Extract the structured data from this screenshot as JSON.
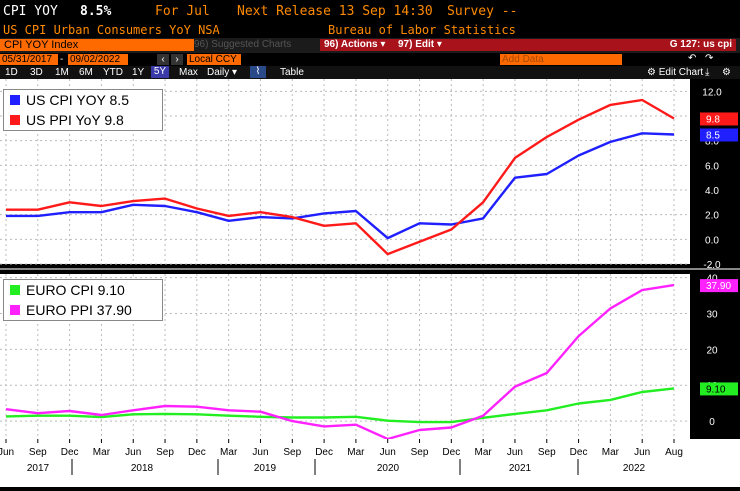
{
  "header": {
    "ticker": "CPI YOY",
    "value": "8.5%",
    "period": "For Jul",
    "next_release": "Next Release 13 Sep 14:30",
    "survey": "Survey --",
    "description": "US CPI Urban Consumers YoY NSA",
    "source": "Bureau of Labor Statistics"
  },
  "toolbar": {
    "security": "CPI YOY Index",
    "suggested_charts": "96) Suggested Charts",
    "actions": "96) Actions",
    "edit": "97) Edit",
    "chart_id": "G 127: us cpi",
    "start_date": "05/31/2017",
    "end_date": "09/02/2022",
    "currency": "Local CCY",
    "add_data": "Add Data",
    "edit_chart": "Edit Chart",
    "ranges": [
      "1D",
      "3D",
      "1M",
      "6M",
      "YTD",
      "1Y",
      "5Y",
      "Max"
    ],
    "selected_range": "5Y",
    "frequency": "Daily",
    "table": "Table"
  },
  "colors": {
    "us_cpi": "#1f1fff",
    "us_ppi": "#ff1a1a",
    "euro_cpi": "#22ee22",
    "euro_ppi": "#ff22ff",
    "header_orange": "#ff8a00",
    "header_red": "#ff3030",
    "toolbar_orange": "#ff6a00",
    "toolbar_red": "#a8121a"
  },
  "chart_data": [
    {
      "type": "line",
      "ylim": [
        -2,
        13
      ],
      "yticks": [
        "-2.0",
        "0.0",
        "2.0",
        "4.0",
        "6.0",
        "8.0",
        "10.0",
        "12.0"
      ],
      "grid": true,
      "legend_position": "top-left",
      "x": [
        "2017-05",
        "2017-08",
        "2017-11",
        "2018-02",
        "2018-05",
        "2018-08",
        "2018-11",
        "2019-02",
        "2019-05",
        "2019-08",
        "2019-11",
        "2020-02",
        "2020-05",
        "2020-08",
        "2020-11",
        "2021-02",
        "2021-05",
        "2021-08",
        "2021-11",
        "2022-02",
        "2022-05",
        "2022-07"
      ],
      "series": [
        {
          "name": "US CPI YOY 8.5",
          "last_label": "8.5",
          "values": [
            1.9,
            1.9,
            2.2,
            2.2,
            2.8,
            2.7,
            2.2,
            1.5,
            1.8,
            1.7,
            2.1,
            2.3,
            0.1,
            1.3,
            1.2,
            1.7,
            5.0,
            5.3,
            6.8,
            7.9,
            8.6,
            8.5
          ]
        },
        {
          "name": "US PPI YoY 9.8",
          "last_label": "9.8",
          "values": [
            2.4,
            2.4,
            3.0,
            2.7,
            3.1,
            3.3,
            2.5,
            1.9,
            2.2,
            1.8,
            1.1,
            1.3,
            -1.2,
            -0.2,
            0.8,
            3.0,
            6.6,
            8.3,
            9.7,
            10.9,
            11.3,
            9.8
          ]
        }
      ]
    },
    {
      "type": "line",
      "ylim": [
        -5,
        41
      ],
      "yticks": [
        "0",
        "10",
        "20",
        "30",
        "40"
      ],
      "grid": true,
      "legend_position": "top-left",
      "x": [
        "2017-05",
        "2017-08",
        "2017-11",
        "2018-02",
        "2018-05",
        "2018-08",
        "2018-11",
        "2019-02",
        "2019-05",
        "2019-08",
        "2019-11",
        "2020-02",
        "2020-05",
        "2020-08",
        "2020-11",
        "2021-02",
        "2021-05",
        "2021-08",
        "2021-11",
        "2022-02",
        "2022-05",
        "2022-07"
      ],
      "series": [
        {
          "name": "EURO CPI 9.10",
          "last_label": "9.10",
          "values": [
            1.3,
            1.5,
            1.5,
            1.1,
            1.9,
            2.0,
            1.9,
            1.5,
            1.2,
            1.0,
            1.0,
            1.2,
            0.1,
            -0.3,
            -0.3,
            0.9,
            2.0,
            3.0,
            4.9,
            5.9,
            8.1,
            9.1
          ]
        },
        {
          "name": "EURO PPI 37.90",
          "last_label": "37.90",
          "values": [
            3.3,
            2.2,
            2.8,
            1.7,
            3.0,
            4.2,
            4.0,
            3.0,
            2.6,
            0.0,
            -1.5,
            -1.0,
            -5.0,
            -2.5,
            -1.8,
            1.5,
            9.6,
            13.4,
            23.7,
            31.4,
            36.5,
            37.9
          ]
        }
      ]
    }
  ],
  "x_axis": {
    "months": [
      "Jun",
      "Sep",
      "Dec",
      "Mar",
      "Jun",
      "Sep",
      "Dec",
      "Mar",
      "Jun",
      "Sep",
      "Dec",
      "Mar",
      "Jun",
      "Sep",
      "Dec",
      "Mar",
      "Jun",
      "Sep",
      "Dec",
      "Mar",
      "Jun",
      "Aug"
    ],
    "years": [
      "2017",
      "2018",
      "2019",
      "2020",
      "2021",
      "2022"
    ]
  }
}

.....

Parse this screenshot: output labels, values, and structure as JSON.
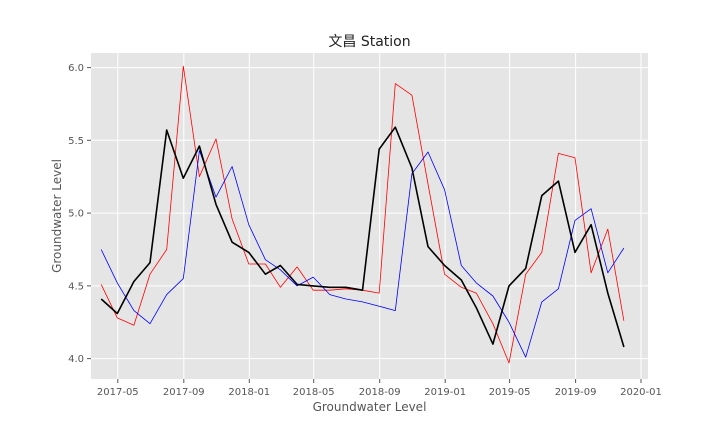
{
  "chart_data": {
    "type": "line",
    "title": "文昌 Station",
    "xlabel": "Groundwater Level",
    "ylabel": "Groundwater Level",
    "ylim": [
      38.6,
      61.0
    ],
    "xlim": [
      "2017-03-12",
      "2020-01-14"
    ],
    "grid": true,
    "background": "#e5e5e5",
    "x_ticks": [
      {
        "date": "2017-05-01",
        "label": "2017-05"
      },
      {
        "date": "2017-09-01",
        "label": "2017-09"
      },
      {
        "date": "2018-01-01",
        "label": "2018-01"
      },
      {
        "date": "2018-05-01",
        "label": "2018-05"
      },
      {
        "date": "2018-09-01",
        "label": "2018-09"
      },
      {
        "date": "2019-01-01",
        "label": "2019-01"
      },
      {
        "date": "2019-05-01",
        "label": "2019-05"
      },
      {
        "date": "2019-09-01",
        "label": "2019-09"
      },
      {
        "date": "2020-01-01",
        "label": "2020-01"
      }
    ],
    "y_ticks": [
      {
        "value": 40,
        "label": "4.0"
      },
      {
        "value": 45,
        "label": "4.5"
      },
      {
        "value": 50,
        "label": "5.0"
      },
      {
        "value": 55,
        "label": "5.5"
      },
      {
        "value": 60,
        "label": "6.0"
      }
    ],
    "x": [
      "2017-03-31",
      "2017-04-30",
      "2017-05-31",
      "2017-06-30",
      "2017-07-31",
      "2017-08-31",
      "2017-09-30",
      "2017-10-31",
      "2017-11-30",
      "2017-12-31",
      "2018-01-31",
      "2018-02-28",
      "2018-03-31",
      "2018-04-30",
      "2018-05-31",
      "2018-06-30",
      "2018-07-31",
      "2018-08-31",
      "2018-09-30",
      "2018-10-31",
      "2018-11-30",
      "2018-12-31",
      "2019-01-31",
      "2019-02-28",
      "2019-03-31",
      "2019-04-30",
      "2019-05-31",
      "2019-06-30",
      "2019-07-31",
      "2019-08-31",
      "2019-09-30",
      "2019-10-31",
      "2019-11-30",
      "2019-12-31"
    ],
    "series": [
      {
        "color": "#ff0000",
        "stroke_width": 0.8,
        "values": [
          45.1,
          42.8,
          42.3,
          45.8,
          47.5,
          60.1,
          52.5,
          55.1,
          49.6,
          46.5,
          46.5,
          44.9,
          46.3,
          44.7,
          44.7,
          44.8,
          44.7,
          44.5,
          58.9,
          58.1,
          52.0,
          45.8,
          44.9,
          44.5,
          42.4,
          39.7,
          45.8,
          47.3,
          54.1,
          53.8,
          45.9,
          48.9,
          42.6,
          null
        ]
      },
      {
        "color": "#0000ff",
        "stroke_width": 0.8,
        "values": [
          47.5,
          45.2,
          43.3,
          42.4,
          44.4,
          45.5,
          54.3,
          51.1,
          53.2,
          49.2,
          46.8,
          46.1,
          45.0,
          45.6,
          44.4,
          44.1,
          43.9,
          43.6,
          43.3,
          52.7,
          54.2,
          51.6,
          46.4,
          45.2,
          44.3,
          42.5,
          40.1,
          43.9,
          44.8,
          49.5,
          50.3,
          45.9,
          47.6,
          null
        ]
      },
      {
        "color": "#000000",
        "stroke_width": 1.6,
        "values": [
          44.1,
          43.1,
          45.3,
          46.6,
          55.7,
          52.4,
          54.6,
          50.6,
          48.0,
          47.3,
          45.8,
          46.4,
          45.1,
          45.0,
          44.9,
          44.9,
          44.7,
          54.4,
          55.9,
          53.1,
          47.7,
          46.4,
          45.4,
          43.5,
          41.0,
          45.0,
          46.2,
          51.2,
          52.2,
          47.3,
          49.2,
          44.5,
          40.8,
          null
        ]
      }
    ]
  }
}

.....

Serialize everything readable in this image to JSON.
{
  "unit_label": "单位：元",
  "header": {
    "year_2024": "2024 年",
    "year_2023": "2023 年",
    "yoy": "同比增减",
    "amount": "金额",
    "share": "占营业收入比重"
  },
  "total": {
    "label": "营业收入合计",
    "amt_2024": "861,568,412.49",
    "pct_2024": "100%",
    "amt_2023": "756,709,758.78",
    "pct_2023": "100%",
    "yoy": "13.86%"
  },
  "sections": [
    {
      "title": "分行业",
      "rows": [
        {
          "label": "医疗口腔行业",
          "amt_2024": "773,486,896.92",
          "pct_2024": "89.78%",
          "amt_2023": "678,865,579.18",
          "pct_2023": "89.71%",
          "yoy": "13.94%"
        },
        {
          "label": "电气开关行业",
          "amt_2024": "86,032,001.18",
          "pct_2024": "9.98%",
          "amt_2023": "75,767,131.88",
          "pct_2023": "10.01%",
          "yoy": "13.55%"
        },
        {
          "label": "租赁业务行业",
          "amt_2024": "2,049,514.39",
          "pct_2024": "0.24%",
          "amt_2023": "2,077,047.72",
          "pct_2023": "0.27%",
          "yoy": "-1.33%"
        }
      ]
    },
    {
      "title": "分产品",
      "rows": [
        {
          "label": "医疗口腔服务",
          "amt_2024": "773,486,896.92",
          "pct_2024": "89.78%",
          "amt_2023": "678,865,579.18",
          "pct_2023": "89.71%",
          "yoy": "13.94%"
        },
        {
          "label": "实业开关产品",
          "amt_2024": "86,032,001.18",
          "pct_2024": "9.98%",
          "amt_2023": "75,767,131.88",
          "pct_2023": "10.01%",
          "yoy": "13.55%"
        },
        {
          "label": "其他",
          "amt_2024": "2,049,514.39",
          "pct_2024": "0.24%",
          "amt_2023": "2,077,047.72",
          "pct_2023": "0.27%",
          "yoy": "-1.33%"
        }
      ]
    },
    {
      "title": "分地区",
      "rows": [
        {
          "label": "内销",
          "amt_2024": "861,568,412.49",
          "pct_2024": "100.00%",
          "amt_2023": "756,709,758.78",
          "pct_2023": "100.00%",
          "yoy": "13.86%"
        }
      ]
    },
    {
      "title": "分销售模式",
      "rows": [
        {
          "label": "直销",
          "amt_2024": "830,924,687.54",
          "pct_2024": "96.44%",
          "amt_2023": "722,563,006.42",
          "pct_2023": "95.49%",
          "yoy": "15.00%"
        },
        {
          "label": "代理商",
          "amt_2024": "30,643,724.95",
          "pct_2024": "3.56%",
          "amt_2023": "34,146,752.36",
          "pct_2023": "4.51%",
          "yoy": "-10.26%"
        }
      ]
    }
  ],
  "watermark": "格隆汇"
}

.....

Go through the material above and count the lines that include "this". Give the number alone.

• Solution below
3